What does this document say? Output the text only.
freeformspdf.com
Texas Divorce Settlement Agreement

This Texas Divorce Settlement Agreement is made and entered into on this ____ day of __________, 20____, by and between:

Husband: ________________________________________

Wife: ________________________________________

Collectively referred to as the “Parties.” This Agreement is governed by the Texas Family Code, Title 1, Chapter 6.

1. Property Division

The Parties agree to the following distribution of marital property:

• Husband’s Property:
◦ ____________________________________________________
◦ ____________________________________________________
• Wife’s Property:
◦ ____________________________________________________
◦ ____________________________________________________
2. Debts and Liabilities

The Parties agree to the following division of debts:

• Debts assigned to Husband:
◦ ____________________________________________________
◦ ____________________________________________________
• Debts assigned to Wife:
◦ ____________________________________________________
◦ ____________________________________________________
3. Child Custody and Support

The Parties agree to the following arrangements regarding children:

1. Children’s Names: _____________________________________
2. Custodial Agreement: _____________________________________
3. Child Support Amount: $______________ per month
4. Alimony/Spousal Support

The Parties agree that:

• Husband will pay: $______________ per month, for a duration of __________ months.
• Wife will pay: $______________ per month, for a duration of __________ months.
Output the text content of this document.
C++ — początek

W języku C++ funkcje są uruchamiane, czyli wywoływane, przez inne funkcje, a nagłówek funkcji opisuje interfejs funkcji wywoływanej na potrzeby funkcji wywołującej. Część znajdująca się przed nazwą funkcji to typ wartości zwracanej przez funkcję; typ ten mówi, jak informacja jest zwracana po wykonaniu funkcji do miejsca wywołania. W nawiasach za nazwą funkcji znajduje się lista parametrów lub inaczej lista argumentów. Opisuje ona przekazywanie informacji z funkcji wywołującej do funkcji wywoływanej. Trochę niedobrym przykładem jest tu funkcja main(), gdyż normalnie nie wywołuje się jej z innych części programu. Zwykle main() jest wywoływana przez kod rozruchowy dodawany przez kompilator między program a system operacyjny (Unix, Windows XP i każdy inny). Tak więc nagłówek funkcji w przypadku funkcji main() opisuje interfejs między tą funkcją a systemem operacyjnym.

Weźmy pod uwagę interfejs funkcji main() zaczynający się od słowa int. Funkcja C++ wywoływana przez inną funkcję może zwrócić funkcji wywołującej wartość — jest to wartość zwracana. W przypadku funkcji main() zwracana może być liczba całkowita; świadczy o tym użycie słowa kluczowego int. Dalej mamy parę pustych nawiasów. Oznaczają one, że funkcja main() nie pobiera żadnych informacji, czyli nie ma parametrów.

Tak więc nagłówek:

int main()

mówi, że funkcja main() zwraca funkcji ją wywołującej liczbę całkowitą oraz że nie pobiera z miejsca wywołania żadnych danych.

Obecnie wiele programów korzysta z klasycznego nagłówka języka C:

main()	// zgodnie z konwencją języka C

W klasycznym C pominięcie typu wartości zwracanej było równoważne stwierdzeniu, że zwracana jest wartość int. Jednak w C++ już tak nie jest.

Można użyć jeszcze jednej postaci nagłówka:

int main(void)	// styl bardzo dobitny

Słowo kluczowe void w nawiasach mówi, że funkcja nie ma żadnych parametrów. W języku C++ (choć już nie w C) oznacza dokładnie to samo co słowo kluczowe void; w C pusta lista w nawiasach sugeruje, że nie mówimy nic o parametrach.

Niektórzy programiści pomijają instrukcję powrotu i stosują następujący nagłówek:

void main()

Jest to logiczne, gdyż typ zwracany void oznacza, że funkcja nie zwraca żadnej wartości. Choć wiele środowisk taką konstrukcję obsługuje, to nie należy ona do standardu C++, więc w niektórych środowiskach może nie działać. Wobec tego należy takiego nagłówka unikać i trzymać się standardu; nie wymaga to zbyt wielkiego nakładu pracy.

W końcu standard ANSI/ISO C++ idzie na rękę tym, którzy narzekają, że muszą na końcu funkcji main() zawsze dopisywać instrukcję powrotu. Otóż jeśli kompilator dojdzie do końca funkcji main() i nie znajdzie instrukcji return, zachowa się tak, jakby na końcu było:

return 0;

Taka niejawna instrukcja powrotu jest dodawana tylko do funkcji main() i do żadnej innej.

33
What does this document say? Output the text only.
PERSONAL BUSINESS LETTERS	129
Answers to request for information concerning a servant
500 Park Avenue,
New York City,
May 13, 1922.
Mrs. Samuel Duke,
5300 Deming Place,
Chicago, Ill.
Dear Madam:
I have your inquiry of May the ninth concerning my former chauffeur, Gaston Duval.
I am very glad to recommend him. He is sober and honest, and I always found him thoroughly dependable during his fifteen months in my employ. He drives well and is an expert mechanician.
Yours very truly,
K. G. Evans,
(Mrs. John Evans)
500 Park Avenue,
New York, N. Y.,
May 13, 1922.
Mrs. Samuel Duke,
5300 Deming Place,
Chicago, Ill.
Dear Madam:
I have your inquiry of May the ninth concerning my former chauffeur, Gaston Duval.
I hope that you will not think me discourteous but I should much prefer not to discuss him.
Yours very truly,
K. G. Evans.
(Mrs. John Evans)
*-*-*
▸ **What needs to be done**
From the records above, how many lines include the word "nagłówek"? Only the number is wanted.

▸ **The completed task**
3